:: Passage provided ::

So, transparency and thus fairness was the Achilles heel here. How did this cash out in terms of the journalistic exemption? Most elements of that exemption were uncontroversial here: the processing (recording) was carried out with a view to the publication of journalistic material and TVP reasonably believed that publication would be in the public interest. TVP in fact believed that compliance with the first data protection principle was incompatible with – would cut against – the journalistic purpose. It had formed the requisite belief even though it had not applied its mind specifically to the data protection framework – it did consider the substantive privacy considerations underpinning the first data protection principle.

The sticking point was whether that belief – that the first data protection principle should be disapplied here – was reasonable. Answer: as regards the decision not to obtain consent, yes, this was reasonable (as I say above, TVP getting up-front consent would have involved it telling mothers of the risk of stillbirth). But as regards transparency and thus fairness, the answer was no. It was unreasonable to believe that those requirements could not be met compatibly with TVP’s journalistic purposes. See paragraph 27:

“Although it was not possible to obtain effective consent, let alone explicit consent, the use of hand held cameras would at least have made every mother aware that they were being filmed and their voices recorded. This would be more demanding of staff time and so more expensive, but it would have prevented the collection and retention of data without a mother being aware that it was taking place….”

:::
:: Records provided ::

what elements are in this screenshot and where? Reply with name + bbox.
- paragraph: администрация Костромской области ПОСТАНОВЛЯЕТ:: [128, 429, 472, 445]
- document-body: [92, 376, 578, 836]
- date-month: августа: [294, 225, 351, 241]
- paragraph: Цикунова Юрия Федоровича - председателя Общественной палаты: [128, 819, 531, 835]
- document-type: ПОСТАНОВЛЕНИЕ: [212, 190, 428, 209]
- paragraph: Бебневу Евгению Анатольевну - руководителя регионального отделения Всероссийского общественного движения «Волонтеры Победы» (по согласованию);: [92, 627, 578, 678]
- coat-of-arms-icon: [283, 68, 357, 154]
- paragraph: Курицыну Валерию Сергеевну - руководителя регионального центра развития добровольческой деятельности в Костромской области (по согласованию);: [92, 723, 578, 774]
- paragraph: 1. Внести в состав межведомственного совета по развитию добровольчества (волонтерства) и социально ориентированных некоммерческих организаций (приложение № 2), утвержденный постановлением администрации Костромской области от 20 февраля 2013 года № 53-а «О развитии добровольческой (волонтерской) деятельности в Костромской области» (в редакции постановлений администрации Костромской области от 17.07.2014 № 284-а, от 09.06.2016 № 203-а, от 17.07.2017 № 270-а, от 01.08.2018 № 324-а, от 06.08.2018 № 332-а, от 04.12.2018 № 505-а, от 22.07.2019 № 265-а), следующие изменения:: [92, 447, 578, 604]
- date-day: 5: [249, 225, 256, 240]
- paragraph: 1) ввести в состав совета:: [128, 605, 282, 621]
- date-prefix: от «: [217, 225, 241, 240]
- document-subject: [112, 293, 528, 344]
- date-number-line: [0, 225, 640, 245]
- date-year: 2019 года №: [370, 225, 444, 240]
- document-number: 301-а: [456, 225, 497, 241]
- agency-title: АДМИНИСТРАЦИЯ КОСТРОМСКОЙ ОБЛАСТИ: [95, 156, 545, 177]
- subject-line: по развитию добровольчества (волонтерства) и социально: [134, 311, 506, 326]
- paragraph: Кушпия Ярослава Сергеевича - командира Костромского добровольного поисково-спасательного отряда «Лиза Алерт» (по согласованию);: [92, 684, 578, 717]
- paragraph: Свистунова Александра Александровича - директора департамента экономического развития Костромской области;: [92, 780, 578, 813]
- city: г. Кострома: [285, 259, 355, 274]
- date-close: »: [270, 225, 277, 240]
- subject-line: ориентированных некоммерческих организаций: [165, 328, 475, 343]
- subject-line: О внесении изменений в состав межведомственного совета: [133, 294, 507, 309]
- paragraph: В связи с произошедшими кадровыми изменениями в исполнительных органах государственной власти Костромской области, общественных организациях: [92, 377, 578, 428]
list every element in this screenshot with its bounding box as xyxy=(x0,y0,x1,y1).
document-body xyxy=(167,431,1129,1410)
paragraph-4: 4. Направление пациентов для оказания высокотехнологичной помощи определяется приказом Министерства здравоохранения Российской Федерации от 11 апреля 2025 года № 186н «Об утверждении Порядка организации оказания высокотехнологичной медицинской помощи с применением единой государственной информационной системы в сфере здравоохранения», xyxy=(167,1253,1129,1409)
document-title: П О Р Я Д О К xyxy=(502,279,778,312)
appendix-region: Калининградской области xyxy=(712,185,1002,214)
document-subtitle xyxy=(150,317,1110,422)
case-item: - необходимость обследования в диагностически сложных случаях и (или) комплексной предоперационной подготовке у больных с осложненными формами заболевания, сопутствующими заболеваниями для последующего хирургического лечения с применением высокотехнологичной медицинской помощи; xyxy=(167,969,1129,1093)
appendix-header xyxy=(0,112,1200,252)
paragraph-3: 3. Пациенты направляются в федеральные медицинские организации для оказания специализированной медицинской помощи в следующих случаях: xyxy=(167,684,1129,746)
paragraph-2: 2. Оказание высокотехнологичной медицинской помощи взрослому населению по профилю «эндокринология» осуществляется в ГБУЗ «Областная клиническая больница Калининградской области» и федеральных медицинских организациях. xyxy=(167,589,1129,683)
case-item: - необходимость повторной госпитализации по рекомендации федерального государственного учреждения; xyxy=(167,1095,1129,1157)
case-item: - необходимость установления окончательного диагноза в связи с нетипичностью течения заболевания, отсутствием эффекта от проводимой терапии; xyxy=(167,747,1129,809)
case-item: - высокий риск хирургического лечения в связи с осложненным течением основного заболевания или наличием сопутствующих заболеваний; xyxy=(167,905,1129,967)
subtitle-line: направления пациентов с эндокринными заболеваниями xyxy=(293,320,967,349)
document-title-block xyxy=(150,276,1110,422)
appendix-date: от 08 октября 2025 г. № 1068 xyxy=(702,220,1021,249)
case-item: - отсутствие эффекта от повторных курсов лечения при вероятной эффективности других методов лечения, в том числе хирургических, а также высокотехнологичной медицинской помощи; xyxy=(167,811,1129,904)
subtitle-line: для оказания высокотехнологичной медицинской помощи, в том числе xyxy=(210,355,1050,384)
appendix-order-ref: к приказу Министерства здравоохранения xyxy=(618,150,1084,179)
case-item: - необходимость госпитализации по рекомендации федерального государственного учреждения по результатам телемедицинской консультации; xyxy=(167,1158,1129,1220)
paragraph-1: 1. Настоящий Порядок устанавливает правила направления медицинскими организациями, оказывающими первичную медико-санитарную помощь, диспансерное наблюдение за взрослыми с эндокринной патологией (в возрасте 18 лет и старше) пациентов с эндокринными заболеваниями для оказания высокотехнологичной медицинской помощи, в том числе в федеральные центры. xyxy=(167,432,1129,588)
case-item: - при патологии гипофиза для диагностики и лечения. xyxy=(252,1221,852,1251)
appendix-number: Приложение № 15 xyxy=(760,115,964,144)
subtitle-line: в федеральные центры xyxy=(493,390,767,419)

:::

#### Tasks to perform:
[a] From the passage on the journalistic exemption, list the parts of that exemption that TVP is described as having satisfied.
[b] According to the passage on the journalistic exemption, what would the use of hand held cameras have made every mother aware of?
[c] Please carry on the passage on the journalistic exemption from the point where it stops.

#### Expected responses:
[a]
- The processing (recording) was carried out with a view to the publication of journalistic material.
- TVP reasonably believed that publication would be in the public interest.
- TVP believed that compliance with the first data protection principle was incompatible with the journalistic purpose.

[b] That they were being filmed and their voices recorded.

[c]
TVP had also gone wrong in focusing only on the recorded data it would end up broadcasting, and overlooking the recordings it made that were deleted without being used further. See paragraph 28:

“It is a mistake to concentrate on the data that would be used in Child of Mine without also taking into account the comparatively much larger amount of the data – the overwhelming majority it – that would never be used. This was where Mr Woods’ thinking went wrong, because he did not realise that he was processing data that would not be used. He saw that data as incidental. He was right that it was incidental to his project, but it was not incidental to the Data Protection Act.”

So the ICO was right to find that there was a serious contravention, and it was entitled to issue a MPN. But Judge Jacobs slashed the penalty from £120k to £20k. Note that, having considered TVP’s case before the Tribunal, the ICO itself supported a significant reduction along these lines.

If you want the checklist of considerations that got Judge Jacobs there, see paragraph 33. Those include: non-deliberate breach (though ignorance of data protection did not reflect well on TVP), a general approach that focused on privacy rights, and the fact that “the sort of breach involved in this case does not justify putting a company out of business”. Note as regards financial impact of the MPN: focus on the controller (TVP) not the individual owner who earned his living through it; “generally speaking the impact of a penalty should be judged on the company’s current financial position”.

Finally, given that this was novel stuff – journalistic exemption in a MPN context – the ICO invited Judge Jacobs to give some guidance. But Judge Jacobs famously hates this sort of thing. See paragraph 34:

“Mr Knight told me that ‘this appeal is an unusual one, and of course the Commissioner will welcome any guidance that the Tribunal gives as to the approach to section 32 in your decision.’ She will, I fear, be disappointed. I have said repeatedly in the Upper Tribunal that decisions of the First-tier Tribunal do not bind that tribunal or the Commissioner; the decisions are binding only on the parties to a particular case. I am not going to commit the error of disregarding my own decisions…”

One imagines the ICO – and Mr Knight – already understood that, and was asking Judge Jacobs for helpful soft guidance rather than to make radiate pronouncements out across the data protection landscape. But there you go.

And yes, that is the Mr Knight, Panopticon supremo.